- [Exercise aim]:
Set down every record once more, exactly as given.

[Entries taken from a collection]
■ ■ ■ ■ ■ ■ ■
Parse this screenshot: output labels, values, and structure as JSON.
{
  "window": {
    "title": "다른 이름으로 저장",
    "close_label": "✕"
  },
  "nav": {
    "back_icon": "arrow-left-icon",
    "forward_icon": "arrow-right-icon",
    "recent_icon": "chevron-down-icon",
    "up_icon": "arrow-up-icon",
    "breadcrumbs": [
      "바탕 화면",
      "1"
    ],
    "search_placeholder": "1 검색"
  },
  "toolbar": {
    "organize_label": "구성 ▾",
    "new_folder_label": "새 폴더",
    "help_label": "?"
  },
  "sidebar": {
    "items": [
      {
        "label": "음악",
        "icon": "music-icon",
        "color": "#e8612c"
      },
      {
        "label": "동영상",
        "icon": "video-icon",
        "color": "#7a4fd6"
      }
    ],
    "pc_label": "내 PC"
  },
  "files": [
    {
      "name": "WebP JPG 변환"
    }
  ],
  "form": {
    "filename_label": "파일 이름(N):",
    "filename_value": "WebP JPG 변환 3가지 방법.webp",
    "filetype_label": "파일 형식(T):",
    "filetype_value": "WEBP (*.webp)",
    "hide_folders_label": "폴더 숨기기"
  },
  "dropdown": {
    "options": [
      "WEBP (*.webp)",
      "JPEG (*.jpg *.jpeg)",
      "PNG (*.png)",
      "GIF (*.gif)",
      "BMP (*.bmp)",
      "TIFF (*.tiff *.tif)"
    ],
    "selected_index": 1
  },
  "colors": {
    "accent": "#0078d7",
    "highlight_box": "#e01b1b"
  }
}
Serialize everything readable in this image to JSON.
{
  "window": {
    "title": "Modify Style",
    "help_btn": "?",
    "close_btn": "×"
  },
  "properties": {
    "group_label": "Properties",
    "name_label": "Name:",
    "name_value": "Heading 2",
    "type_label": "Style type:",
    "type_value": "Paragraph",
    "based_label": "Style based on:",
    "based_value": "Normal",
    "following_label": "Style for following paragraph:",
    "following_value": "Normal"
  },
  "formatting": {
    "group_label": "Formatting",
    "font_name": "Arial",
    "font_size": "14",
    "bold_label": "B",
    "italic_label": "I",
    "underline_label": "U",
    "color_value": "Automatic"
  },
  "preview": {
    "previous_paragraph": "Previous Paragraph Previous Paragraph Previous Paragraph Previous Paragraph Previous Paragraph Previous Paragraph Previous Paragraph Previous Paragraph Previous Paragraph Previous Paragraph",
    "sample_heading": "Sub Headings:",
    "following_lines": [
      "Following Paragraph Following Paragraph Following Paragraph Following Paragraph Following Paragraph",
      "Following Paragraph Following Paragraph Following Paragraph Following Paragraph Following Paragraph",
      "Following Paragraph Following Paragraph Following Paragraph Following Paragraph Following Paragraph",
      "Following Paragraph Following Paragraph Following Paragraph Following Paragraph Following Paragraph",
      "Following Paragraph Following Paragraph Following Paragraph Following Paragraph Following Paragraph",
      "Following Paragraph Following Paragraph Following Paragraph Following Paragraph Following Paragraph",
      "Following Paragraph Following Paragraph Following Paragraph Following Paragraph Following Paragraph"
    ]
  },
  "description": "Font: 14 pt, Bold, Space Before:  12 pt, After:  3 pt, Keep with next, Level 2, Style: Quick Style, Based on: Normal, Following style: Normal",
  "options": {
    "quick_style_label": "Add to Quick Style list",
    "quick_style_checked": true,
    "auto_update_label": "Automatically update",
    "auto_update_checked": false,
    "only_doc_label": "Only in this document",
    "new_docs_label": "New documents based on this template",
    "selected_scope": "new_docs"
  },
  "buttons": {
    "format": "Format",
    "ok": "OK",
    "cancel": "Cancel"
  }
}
■ ■ ■ ■ ■ ■ ■
- [Answer to this problem]:
Parse this screenshot: output labels, values, and structure as JSON.
{
  "window": {
    "title": "다른 이름으로 저장",
    "close_label": "✕"
  },
  "nav": {
    "back_icon": "arrow-left-icon",
    "forward_icon": "arrow-right-icon",
    "recent_icon": "chevron-down-icon",
    "up_icon": "arrow-up-icon",
    "breadcrumbs": [
      "바탕 화면",
      "1"
    ],
    "search_placeholder": "1 검색"
  },
  "toolbar": {
    "organize_label": "구성 ▾",
    "new_folder_label": "새 폴더",
    "help_label": "?"
  },
  "sidebar": {
    "items": [
      {
        "label": "음악",
        "icon": "music-icon",
        "color": "#e8612c"
      },
      {
        "label": "동영상",
        "icon": "video-icon",
        "color": "#7a4fd6"
      }
    ],
    "pc_label": "내 PC"
  },
  "files": [
    {
      "name": "WebP JPG 변환"
    }
  ],
  "form": {
    "filename_label": "파일 이름(N):",
    "filename_value": "WebP JPG 변환 3가지 방법.webp",
    "filetype_label": "파일 형식(T):",
    "filetype_value": "WEBP (*.webp)",
    "hide_folders_label": "폴더 숨기기"
  },
  "dropdown": {
    "options": [
      "WEBP (*.webp)",
      "JPEG (*.jpg *.jpeg)",
      "PNG (*.png)",
      "GIF (*.gif)",
      "BMP (*.bmp)",
      "TIFF (*.tiff *.tif)"
    ],
    "selected_index": 1
  },
  "colors": {
    "accent": "#0078d7",
    "highlight_box": "#e01b1b"
  }
}
Serialize everything readable in this image to JSON.
{
  "window": {
    "title": "Modify Style",
    "help_btn": "?",
    "close_btn": "×"
  },
  "properties": {
    "group_label": "Properties",
    "name_label": "Name:",
    "name_value": "Heading 2",
    "type_label": "Style type:",
    "type_value": "Paragraph",
    "based_label": "Style based on:",
    "based_value": "Normal",
    "following_label": "Style for following paragraph:",
    "following_value": "Normal"
  },
  "formatting": {
    "group_label": "Formatting",
    "font_name": "Arial",
    "font_size": "14",
    "bold_label": "B",
    "italic_label": "I",
    "underline_label": "U",
    "color_value": "Automatic"
  },
  "preview": {
    "previous_paragraph": "Previous Paragraph Previous Paragraph Previous Paragraph Previous Paragraph Previous Paragraph Previous Paragraph Previous Paragraph Previous Paragraph Previous Paragraph Previous Paragraph",
    "sample_heading": "Sub Headings:",
    "following_lines": [
      "Following Paragraph Following Paragraph Following Paragraph Following Paragraph Following Paragraph",
      "Following Paragraph Following Paragraph Following Paragraph Following Paragraph Following Paragraph",
      "Following Paragraph Following Paragraph Following Paragraph Following Paragraph Following Paragraph",
      "Following Paragraph Following Paragraph Following Paragraph Following Paragraph Following Paragraph",
      "Following Paragraph Following Paragraph Following Paragraph Following Paragraph Following Paragraph",
      "Following Paragraph Following Paragraph Following Paragraph Following Paragraph Following Paragraph",
      "Following Paragraph Following Paragraph Following Paragraph Following Paragraph Following Paragraph"
    ]
  },
  "description": "Font: 14 pt, Bold, Space Before:  12 pt, After:  3 pt, Keep with next, Level 2, Style: Quick Style, Based on: Normal, Following style: Normal",
  "options": {
    "quick_style_label": "Add to Quick Style list",
    "quick_style_checked": true,
    "auto_update_label": "Automatically update",
    "auto_update_checked": false,
    "only_doc_label": "Only in this document",
    "new_docs_label": "New documents based on this template",
    "selected_scope": "new_docs"
  },
  "buttons": {
    "format": "Format",
    "ok": "OK",
    "cancel": "Cancel"
  }
}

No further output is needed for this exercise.